> [DATA SHOWN]
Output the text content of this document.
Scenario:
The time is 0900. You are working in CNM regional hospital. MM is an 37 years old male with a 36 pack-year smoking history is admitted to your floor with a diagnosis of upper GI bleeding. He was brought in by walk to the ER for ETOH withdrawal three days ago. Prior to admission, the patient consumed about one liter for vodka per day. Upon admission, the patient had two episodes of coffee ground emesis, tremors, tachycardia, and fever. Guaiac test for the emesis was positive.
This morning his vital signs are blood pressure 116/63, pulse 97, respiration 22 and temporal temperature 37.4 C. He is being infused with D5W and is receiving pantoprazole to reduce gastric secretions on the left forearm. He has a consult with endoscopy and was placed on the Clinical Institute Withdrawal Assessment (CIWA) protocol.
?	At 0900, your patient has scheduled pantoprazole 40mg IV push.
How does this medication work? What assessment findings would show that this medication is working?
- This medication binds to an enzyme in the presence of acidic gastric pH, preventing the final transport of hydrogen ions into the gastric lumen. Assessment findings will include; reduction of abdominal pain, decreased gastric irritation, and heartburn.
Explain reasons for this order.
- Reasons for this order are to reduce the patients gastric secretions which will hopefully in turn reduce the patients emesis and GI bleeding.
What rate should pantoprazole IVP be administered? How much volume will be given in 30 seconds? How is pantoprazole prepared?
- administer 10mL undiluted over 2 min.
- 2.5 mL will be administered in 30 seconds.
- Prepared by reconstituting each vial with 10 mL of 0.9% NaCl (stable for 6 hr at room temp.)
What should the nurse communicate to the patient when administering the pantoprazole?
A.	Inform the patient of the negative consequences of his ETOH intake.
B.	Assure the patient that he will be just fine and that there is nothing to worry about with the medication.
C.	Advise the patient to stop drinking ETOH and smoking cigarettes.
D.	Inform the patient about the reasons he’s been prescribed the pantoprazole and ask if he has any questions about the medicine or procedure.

> [EXERCISE DIRECTIONS] Take the material above and print all of it exactly.

> [SOLUTION FOR THIS PROBLEM]
Output the text content of this document.
Scenario:
The time is 0900. You are working in CNM regional hospital. MM is an 37 years old male with a 36 pack-year smoking history is admitted to your floor with a diagnosis of upper GI bleeding. He was brought in by walk to the ER for ETOH withdrawal three days ago. Prior to admission, the patient consumed about one liter for vodka per day. Upon admission, the patient had two episodes of coffee ground emesis, tremors, tachycardia, and fever. Guaiac test for the emesis was positive.
This morning his vital signs are blood pressure 116/63, pulse 97, respiration 22 and temporal temperature 37.4 C. He is being infused with D5W and is receiving pantoprazole to reduce gastric secretions on the left forearm. He has a consult with endoscopy and was placed on the Clinical Institute Withdrawal Assessment (CIWA) protocol.
?	At 0900, your patient has scheduled pantoprazole 40mg IV push.
How does this medication work? What assessment findings would show that this medication is working?
- This medication binds to an enzyme in the presence of acidic gastric pH, preventing the final transport of hydrogen ions into the gastric lumen. Assessment findings will include; reduction of abdominal pain, decreased gastric irritation, and heartburn.
Explain reasons for this order.
- Reasons for this order are to reduce the patients gastric secretions which will hopefully in turn reduce the patients emesis and GI bleeding.
What rate should pantoprazole IVP be administered? How much volume will be given in 30 seconds? How is pantoprazole prepared?
- administer 10mL undiluted over 2 min.
- 2.5 mL will be administered in 30 seconds.
- Prepared by reconstituting each vial with 10 mL of 0.9% NaCl (stable for 6 hr at room temp.)
What should the nurse communicate to the patient when administering the pantoprazole?
A.	Inform the patient of the negative consequences of his ETOH intake.
B.	Assure the patient that he will be just fine and that there is nothing to worry about with the medication.
C.	Advise the patient to stop drinking ETOH and smoking cigarettes.
D.	Inform the patient about the reasons he’s been prescribed the pantoprazole and ask if he has any questions about the medicine or procedure.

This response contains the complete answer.